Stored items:
==*==

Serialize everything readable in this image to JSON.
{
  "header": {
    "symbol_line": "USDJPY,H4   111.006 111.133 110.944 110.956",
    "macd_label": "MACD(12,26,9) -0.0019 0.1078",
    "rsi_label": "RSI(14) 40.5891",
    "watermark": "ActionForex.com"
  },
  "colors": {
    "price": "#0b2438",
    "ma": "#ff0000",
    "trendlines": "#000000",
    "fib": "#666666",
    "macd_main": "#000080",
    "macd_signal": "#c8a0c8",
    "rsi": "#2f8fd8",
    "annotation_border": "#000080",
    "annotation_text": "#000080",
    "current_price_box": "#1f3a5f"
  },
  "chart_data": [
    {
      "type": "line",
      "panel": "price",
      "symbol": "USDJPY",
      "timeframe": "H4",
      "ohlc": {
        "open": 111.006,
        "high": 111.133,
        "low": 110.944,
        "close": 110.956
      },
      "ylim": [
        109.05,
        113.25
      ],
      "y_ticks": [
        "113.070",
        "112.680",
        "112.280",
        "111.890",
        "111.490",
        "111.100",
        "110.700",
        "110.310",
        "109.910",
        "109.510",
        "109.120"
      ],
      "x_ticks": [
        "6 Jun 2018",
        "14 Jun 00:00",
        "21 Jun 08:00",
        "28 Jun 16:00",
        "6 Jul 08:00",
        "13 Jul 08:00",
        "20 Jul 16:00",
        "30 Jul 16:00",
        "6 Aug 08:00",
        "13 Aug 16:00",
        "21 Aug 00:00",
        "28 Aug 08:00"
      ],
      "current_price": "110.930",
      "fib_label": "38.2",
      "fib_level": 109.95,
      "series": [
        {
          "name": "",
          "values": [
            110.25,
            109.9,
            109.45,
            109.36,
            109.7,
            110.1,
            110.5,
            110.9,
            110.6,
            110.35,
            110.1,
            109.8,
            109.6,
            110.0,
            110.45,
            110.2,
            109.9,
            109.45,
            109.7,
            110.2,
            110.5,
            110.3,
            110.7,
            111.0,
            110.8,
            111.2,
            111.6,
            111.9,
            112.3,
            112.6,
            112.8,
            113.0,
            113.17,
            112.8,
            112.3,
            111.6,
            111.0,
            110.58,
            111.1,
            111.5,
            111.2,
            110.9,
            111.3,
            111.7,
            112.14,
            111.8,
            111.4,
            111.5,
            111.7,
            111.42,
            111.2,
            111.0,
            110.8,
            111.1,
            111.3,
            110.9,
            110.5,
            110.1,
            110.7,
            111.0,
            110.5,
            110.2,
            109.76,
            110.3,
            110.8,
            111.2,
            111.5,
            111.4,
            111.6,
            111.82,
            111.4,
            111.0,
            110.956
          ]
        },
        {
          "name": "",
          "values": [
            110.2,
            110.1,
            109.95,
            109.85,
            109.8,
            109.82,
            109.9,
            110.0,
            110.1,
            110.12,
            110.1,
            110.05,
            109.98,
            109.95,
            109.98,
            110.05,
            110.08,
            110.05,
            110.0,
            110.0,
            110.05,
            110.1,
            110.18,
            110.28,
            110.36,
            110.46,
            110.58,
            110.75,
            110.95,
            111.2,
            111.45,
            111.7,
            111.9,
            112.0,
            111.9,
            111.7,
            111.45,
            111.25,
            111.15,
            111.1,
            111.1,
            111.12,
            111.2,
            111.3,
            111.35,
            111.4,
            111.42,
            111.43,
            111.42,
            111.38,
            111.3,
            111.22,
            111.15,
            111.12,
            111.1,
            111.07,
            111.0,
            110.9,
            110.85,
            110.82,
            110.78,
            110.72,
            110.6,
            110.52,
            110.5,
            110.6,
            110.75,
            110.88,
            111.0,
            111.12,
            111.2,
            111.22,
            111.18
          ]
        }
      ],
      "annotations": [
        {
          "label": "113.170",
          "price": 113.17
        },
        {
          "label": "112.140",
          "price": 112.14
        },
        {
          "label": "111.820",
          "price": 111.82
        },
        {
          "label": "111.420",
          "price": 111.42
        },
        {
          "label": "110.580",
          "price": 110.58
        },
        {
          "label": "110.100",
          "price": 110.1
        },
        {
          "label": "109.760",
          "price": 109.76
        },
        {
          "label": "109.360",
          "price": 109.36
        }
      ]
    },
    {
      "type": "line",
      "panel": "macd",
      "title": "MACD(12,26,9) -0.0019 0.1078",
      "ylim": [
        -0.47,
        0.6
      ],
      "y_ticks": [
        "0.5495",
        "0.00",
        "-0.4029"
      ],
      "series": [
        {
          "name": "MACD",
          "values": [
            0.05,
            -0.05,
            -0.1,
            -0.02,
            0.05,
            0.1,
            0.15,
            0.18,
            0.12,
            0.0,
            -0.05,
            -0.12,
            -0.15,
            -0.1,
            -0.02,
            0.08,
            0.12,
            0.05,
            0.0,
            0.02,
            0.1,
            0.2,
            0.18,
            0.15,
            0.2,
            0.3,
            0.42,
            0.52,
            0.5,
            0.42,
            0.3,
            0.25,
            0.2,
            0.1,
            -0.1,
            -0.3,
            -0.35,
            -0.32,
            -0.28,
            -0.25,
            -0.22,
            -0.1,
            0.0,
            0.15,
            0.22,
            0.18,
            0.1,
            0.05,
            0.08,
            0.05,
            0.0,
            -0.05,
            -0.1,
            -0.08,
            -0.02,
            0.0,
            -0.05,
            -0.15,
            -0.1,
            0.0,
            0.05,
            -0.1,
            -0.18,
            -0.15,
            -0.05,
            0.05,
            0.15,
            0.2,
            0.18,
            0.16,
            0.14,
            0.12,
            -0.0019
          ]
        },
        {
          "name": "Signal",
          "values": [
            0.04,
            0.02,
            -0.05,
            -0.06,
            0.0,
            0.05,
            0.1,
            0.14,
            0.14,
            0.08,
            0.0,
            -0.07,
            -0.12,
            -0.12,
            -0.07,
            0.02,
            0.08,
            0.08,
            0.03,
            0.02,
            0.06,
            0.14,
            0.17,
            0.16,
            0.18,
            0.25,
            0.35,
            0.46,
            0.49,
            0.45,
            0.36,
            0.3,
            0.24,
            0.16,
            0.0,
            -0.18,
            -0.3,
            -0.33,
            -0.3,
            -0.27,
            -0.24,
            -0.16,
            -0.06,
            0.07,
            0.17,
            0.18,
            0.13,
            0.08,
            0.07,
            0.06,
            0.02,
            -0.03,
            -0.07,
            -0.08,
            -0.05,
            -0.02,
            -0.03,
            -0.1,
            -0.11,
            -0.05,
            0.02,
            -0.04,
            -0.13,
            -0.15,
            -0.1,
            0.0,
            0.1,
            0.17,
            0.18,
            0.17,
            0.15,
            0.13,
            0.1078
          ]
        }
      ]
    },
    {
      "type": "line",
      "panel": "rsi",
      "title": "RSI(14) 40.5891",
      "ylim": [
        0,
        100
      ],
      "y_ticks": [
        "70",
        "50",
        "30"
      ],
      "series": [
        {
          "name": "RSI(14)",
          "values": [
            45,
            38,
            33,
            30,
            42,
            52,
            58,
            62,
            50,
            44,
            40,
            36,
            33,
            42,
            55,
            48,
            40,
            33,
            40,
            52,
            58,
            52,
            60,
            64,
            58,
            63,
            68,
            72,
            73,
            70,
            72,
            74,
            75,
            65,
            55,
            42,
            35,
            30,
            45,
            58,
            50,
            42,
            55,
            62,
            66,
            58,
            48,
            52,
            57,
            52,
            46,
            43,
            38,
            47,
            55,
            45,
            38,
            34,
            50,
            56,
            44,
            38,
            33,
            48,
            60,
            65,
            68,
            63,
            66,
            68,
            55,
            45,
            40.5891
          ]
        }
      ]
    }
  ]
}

==*==

* **TASK PROMPT**
How many lines of the listing above include the word "name"? State the number and nothing else.

* **ANSWER TO THE PROBLEM**
5